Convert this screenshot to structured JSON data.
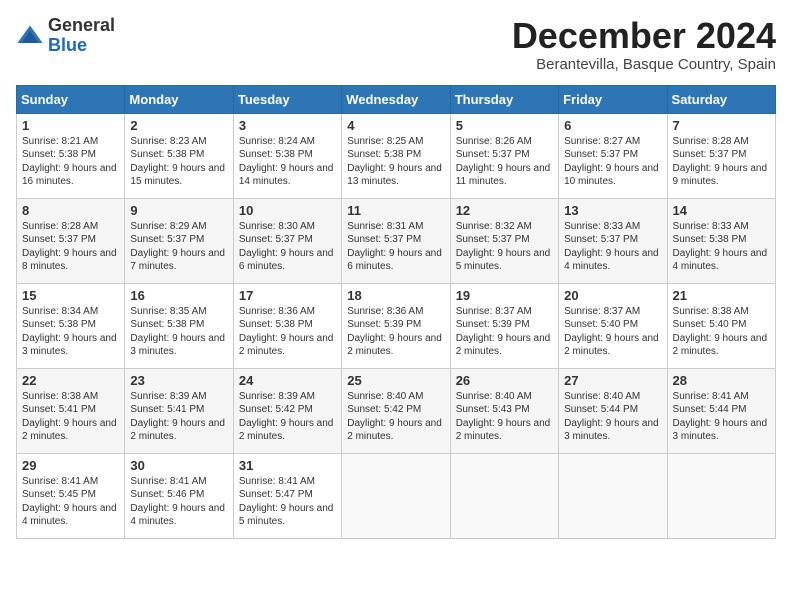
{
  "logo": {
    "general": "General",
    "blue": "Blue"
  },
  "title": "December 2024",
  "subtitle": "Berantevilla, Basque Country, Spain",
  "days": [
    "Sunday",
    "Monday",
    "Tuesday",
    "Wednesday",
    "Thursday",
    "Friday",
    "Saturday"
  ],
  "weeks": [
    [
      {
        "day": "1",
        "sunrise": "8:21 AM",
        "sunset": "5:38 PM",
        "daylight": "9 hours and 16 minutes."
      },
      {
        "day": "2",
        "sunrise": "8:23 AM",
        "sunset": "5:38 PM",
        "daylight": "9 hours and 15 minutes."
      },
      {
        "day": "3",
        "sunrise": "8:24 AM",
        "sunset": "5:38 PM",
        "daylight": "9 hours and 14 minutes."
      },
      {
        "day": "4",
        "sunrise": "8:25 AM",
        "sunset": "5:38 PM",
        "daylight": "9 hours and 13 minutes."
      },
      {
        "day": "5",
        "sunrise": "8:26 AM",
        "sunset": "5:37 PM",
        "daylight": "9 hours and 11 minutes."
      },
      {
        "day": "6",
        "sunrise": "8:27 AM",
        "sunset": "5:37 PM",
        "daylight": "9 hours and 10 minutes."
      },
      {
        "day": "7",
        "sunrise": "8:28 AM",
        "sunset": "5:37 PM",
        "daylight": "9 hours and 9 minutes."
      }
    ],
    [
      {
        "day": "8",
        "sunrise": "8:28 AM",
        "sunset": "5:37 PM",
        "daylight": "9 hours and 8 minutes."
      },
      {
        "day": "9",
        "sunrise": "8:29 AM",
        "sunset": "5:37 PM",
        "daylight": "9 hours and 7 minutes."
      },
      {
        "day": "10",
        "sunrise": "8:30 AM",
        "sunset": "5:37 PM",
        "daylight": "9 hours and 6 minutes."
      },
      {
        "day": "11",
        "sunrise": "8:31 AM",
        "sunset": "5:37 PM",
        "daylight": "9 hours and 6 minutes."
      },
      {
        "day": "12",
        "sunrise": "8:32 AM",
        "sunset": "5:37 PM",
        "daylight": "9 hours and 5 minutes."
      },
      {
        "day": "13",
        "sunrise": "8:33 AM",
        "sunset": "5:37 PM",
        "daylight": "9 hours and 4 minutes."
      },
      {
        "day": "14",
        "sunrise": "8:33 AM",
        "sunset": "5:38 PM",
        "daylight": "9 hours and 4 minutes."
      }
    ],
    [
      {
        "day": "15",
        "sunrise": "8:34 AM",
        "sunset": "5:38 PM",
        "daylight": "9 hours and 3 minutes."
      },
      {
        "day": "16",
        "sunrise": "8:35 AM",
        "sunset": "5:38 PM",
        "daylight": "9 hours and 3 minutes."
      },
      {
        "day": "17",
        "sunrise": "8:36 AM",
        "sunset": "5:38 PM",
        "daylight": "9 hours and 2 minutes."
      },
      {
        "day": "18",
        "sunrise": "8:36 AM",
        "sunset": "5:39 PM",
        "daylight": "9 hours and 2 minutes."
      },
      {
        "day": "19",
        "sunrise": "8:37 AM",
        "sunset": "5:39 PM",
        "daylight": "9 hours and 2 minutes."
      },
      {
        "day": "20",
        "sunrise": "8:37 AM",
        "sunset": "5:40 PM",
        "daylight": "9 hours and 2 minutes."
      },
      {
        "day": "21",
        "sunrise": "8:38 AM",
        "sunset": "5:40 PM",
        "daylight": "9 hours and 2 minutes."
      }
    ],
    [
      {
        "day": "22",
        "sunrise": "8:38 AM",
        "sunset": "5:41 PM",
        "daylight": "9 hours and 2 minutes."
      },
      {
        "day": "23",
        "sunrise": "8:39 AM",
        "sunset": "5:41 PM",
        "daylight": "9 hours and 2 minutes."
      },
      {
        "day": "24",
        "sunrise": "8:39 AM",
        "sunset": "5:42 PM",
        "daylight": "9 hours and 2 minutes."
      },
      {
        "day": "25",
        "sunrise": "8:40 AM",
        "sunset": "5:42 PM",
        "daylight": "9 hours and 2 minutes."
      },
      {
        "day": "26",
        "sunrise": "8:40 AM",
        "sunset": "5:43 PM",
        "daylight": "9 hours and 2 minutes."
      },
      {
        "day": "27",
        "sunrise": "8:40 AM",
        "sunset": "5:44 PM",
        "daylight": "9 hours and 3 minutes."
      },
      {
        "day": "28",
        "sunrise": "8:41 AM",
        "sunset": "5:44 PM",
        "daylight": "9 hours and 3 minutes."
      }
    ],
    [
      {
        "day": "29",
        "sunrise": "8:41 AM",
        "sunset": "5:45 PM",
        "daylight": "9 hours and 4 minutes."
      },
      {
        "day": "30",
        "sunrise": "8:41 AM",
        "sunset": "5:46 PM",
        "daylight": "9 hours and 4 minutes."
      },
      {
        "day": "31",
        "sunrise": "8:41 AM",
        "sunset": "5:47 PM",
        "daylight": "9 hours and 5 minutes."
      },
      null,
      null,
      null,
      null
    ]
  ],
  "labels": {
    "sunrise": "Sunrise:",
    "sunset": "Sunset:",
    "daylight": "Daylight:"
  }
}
--- --- ---
## Problem statement
Transcribe the whole listing exactly. Pictures are excluded.

## Result of the task
Convert this screenshot to structured JSON data.
{
  "logo": {
    "general": "General",
    "blue": "Blue"
  },
  "title": "December 2024",
  "subtitle": "Berantevilla, Basque Country, Spain",
  "days": [
    "Sunday",
    "Monday",
    "Tuesday",
    "Wednesday",
    "Thursday",
    "Friday",
    "Saturday"
  ],
  "weeks": [
    [
      {
        "day": "1",
        "sunrise": "8:21 AM",
        "sunset": "5:38 PM",
        "daylight": "9 hours and 16 minutes."
      },
      {
        "day": "2",
        "sunrise": "8:23 AM",
        "sunset": "5:38 PM",
        "daylight": "9 hours and 15 minutes."
      },
      {
        "day": "3",
        "sunrise": "8:24 AM",
        "sunset": "5:38 PM",
        "daylight": "9 hours and 14 minutes."
      },
      {
        "day": "4",
        "sunrise": "8:25 AM",
        "sunset": "5:38 PM",
        "daylight": "9 hours and 13 minutes."
      },
      {
        "day": "5",
        "sunrise": "8:26 AM",
        "sunset": "5:37 PM",
        "daylight": "9 hours and 11 minutes."
      },
      {
        "day": "6",
        "sunrise": "8:27 AM",
        "sunset": "5:37 PM",
        "daylight": "9 hours and 10 minutes."
      },
      {
        "day": "7",
        "sunrise": "8:28 AM",
        "sunset": "5:37 PM",
        "daylight": "9 hours and 9 minutes."
      }
    ],
    [
      {
        "day": "8",
        "sunrise": "8:28 AM",
        "sunset": "5:37 PM",
        "daylight": "9 hours and 8 minutes."
      },
      {
        "day": "9",
        "sunrise": "8:29 AM",
        "sunset": "5:37 PM",
        "daylight": "9 hours and 7 minutes."
      },
      {
        "day": "10",
        "sunrise": "8:30 AM",
        "sunset": "5:37 PM",
        "daylight": "9 hours and 6 minutes."
      },
      {
        "day": "11",
        "sunrise": "8:31 AM",
        "sunset": "5:37 PM",
        "daylight": "9 hours and 6 minutes."
      },
      {
        "day": "12",
        "sunrise": "8:32 AM",
        "sunset": "5:37 PM",
        "daylight": "9 hours and 5 minutes."
      },
      {
        "day": "13",
        "sunrise": "8:33 AM",
        "sunset": "5:37 PM",
        "daylight": "9 hours and 4 minutes."
      },
      {
        "day": "14",
        "sunrise": "8:33 AM",
        "sunset": "5:38 PM",
        "daylight": "9 hours and 4 minutes."
      }
    ],
    [
      {
        "day": "15",
        "sunrise": "8:34 AM",
        "sunset": "5:38 PM",
        "daylight": "9 hours and 3 minutes."
      },
      {
        "day": "16",
        "sunrise": "8:35 AM",
        "sunset": "5:38 PM",
        "daylight": "9 hours and 3 minutes."
      },
      {
        "day": "17",
        "sunrise": "8:36 AM",
        "sunset": "5:38 PM",
        "daylight": "9 hours and 2 minutes."
      },
      {
        "day": "18",
        "sunrise": "8:36 AM",
        "sunset": "5:39 PM",
        "daylight": "9 hours and 2 minutes."
      },
      {
        "day": "19",
        "sunrise": "8:37 AM",
        "sunset": "5:39 PM",
        "daylight": "9 hours and 2 minutes."
      },
      {
        "day": "20",
        "sunrise": "8:37 AM",
        "sunset": "5:40 PM",
        "daylight": "9 hours and 2 minutes."
      },
      {
        "day": "21",
        "sunrise": "8:38 AM",
        "sunset": "5:40 PM",
        "daylight": "9 hours and 2 minutes."
      }
    ],
    [
      {
        "day": "22",
        "sunrise": "8:38 AM",
        "sunset": "5:41 PM",
        "daylight": "9 hours and 2 minutes."
      },
      {
        "day": "23",
        "sunrise": "8:39 AM",
        "sunset": "5:41 PM",
        "daylight": "9 hours and 2 minutes."
      },
      {
        "day": "24",
        "sunrise": "8:39 AM",
        "sunset": "5:42 PM",
        "daylight": "9 hours and 2 minutes."
      },
      {
        "day": "25",
        "sunrise": "8:40 AM",
        "sunset": "5:42 PM",
        "daylight": "9 hours and 2 minutes."
      },
      {
        "day": "26",
        "sunrise": "8:40 AM",
        "sunset": "5:43 PM",
        "daylight": "9 hours and 2 minutes."
      },
      {
        "day": "27",
        "sunrise": "8:40 AM",
        "sunset": "5:44 PM",
        "daylight": "9 hours and 3 minutes."
      },
      {
        "day": "28",
        "sunrise": "8:41 AM",
        "sunset": "5:44 PM",
        "daylight": "9 hours and 3 minutes."
      }
    ],
    [
      {
        "day": "29",
        "sunrise": "8:41 AM",
        "sunset": "5:45 PM",
        "daylight": "9 hours and 4 minutes."
      },
      {
        "day": "30",
        "sunrise": "8:41 AM",
        "sunset": "5:46 PM",
        "daylight": "9 hours and 4 minutes."
      },
      {
        "day": "31",
        "sunrise": "8:41 AM",
        "sunset": "5:47 PM",
        "daylight": "9 hours and 5 minutes."
      },
      null,
      null,
      null,
      null
    ]
  ],
  "labels": {
    "sunrise": "Sunrise:",
    "sunset": "Sunset:",
    "daylight": "Daylight:"
  }
}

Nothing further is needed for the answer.